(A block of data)
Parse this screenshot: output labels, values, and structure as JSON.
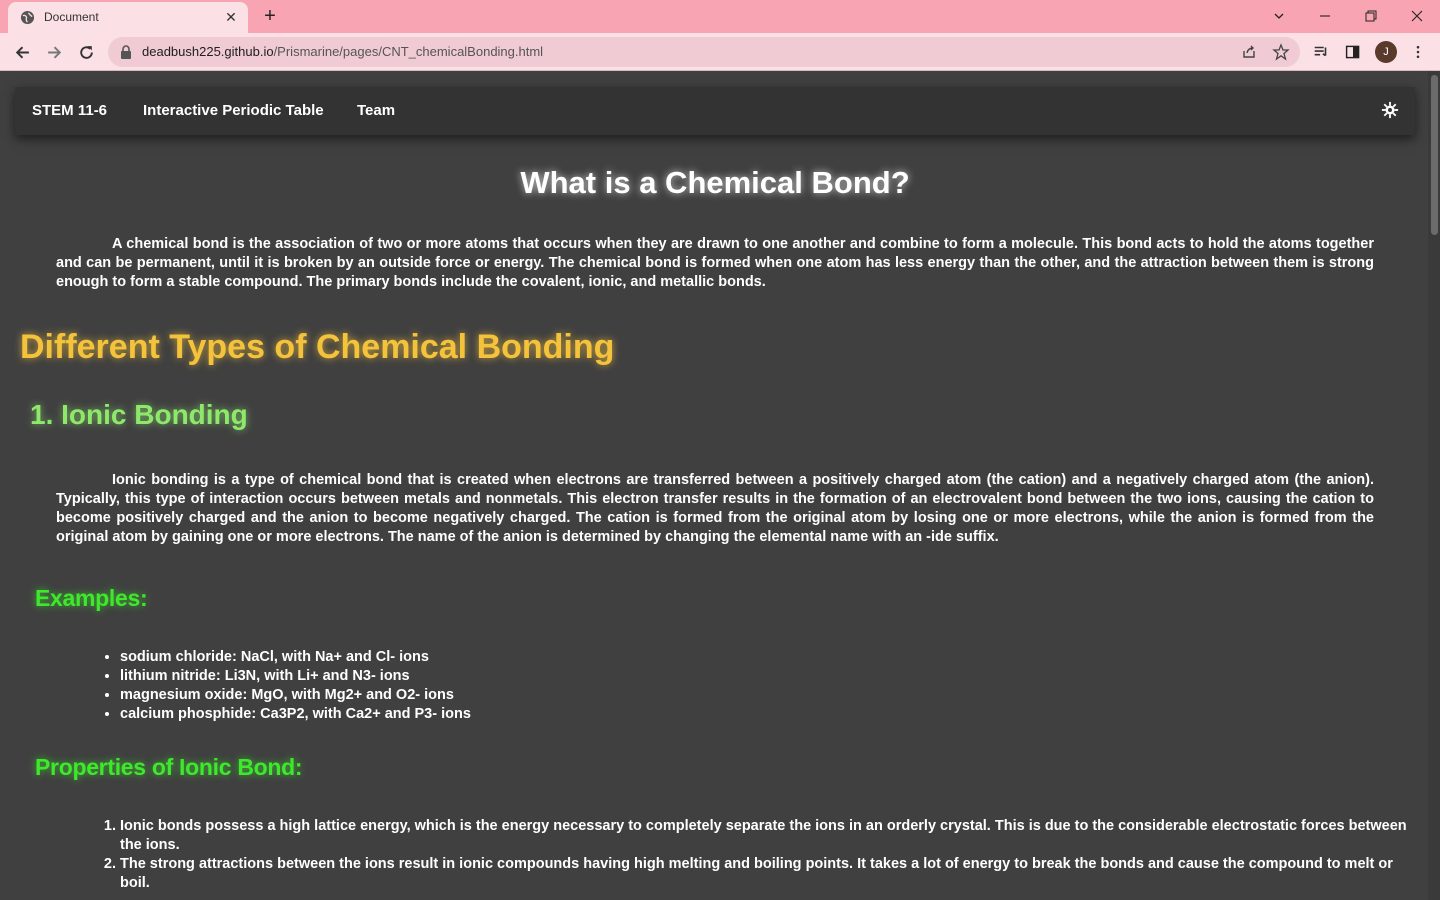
{
  "browser": {
    "tab_title": "Document",
    "url_host": "deadbush225.github.io",
    "url_path": "/Prismarine/pages/CNT_chemicalBonding.html",
    "profile_initial": "J"
  },
  "navbar": {
    "links": [
      "STEM 11-6",
      "Interactive Periodic Table",
      "Team"
    ]
  },
  "content": {
    "title": "What is a Chemical Bond?",
    "intro": "A chemical bond is the association of two or more atoms that occurs when they are drawn to one another and combine to form a molecule. This bond acts to hold the atoms together and can be permanent, until it is broken by an outside force or energy. The chemical bond is formed when one atom has less energy than the other, and the attraction between them is strong enough to form a stable compound. The primary bonds include the covalent, ionic, and metallic bonds.",
    "types_heading": "Different Types of Chemical Bonding",
    "ionic_heading": "1. Ionic Bonding",
    "ionic_text": "Ionic bonding is a type of chemical bond that is created when electrons are transferred between a positively charged atom (the cation) and a negatively charged atom (the anion). Typically, this type of interaction occurs between metals and nonmetals. This electron transfer results in the formation of an electrovalent bond between the two ions, causing the cation to become positively charged and the anion to become negatively charged. The cation is formed from the original atom by losing one or more electrons, while the anion is formed from the original atom by gaining one or more electrons. The name of the anion is determined by changing the elemental name with an -ide suffix.",
    "examples_heading": "Examples:",
    "examples": [
      "sodium chloride: NaCl, with Na+ and Cl- ions",
      "lithium nitride: Li3N, with Li+ and N3- ions",
      "magnesium oxide: MgO, with Mg2+ and O2- ions",
      "calcium phosphide: Ca3P2, with Ca2+ and P3- ions"
    ],
    "properties_heading": "Properties of Ionic Bond:",
    "properties": [
      "Ionic bonds possess a high lattice energy, which is the energy necessary to completely separate the ions in an orderly crystal. This is due to the considerable electrostatic forces between the ions.",
      "The strong attractions between the ions result in ionic compounds having high melting and boiling points. It takes a lot of energy to break the bonds and cause the compound to melt or boil."
    ]
  },
  "colors": {
    "page_bg": "#404040",
    "navbar_bg": "#333333",
    "heading_yellow": "#f5c33b",
    "heading_light_green": "#8ee86b",
    "heading_green": "#3ee82c",
    "browser_tabbar": "#f9a4b3"
  }
}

**Task**: Do not include the images; transcribe the rest of the listing exactly.

**Answer**:
Parse this screenshot: output labels, values, and structure as JSON.
{
  "browser": {
    "tab_title": "Document",
    "url_host": "deadbush225.github.io",
    "url_path": "/Prismarine/pages/CNT_chemicalBonding.html",
    "profile_initial": "J"
  },
  "navbar": {
    "links": [
      "STEM 11-6",
      "Interactive Periodic Table",
      "Team"
    ]
  },
  "content": {
    "title": "What is a Chemical Bond?",
    "intro": "A chemical bond is the association of two or more atoms that occurs when they are drawn to one another and combine to form a molecule. This bond acts to hold the atoms together and can be permanent, until it is broken by an outside force or energy. The chemical bond is formed when one atom has less energy than the other, and the attraction between them is strong enough to form a stable compound. The primary bonds include the covalent, ionic, and metallic bonds.",
    "types_heading": "Different Types of Chemical Bonding",
    "ionic_heading": "1. Ionic Bonding",
    "ionic_text": "Ionic bonding is a type of chemical bond that is created when electrons are transferred between a positively charged atom (the cation) and a negatively charged atom (the anion). Typically, this type of interaction occurs between metals and nonmetals. This electron transfer results in the formation of an electrovalent bond between the two ions, causing the cation to become positively charged and the anion to become negatively charged. The cation is formed from the original atom by losing one or more electrons, while the anion is formed from the original atom by gaining one or more electrons. The name of the anion is determined by changing the elemental name with an -ide suffix.",
    "examples_heading": "Examples:",
    "examples": [
      "sodium chloride: NaCl, with Na+ and Cl- ions",
      "lithium nitride: Li3N, with Li+ and N3- ions",
      "magnesium oxide: MgO, with Mg2+ and O2- ions",
      "calcium phosphide: Ca3P2, with Ca2+ and P3- ions"
    ],
    "properties_heading": "Properties of Ionic Bond:",
    "properties": [
      "Ionic bonds possess a high lattice energy, which is the energy necessary to completely separate the ions in an orderly crystal. This is due to the considerable electrostatic forces between the ions.",
      "The strong attractions between the ions result in ionic compounds having high melting and boiling points. It takes a lot of energy to break the bonds and cause the compound to melt or boil."
    ]
  },
  "colors": {
    "page_bg": "#404040",
    "navbar_bg": "#333333",
    "heading_yellow": "#f5c33b",
    "heading_light_green": "#8ee86b",
    "heading_green": "#3ee82c",
    "browser_tabbar": "#f9a4b3"
  }
}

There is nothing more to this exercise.